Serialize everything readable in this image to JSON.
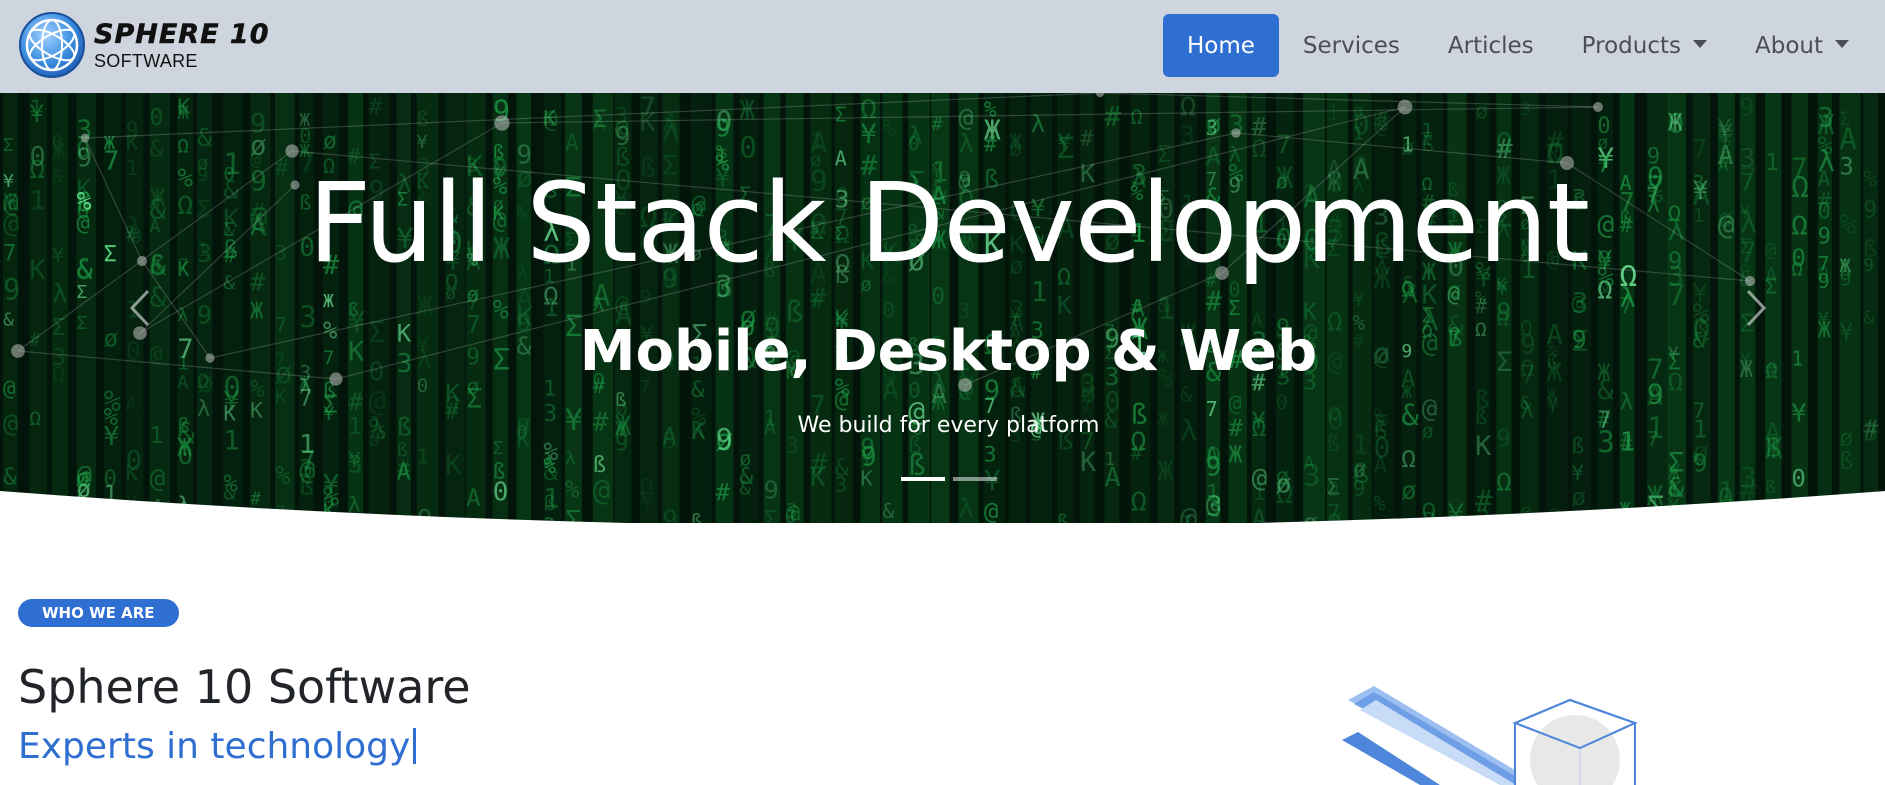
{
  "brand": {
    "name": "SPHERE 10",
    "subtitle": "SOFTWARE"
  },
  "nav": {
    "items": [
      {
        "label": "Home",
        "active": true,
        "dropdown": false
      },
      {
        "label": "Services",
        "active": false,
        "dropdown": false
      },
      {
        "label": "Articles",
        "active": false,
        "dropdown": false
      },
      {
        "label": "Products",
        "active": false,
        "dropdown": true
      },
      {
        "label": "About",
        "active": false,
        "dropdown": true
      }
    ]
  },
  "hero": {
    "title": "Full Stack Development",
    "subtitle": "Mobile, Desktop & Web",
    "tagline": "We build for every platform",
    "slide_count": 2,
    "active_slide": 1
  },
  "content": {
    "badge": "WHO WE ARE",
    "title": "Sphere 10 Software",
    "tagline": "Experts in technology"
  },
  "colors": {
    "accent": "#2f6fd1",
    "navbar_bg": "#cfd5de",
    "hero_bg": "#03140a",
    "matrix_green": "#1fa64a"
  },
  "icons": {
    "logo": "sphere-logo-icon",
    "prev": "chevron-left-icon",
    "next": "chevron-right-icon",
    "dropdown": "caret-down-icon"
  }
}
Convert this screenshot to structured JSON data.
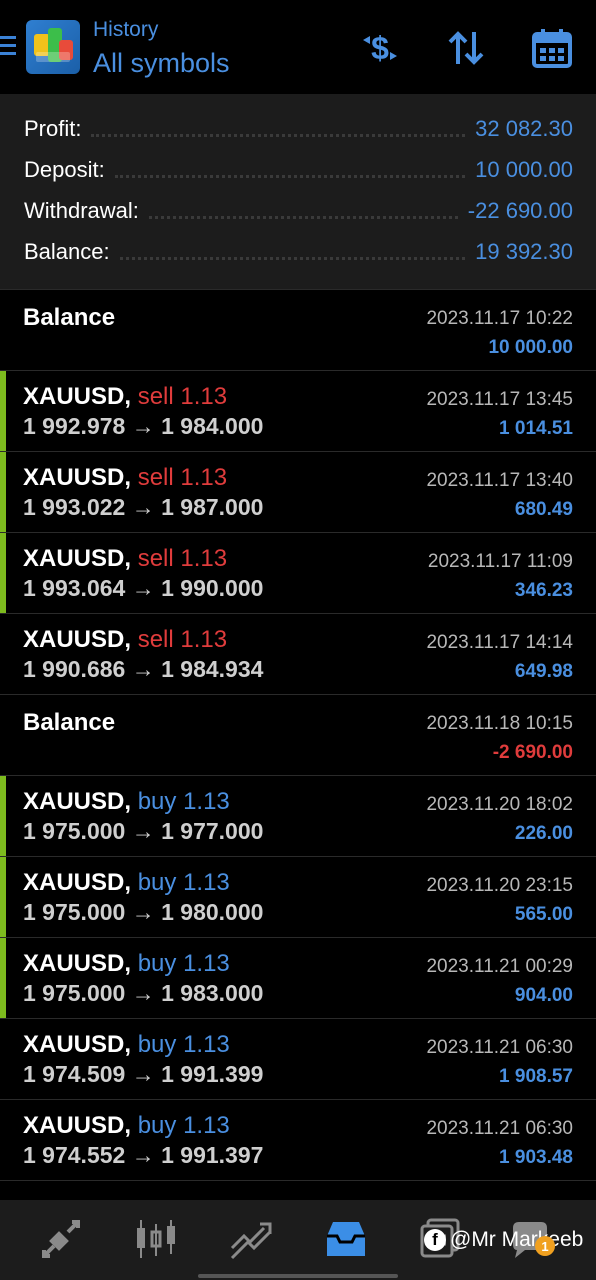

——————————

= GOAL =
Look through the material above and work out how many of its lines contain "this". State the number only.

= FINISHED EXERCISE =
2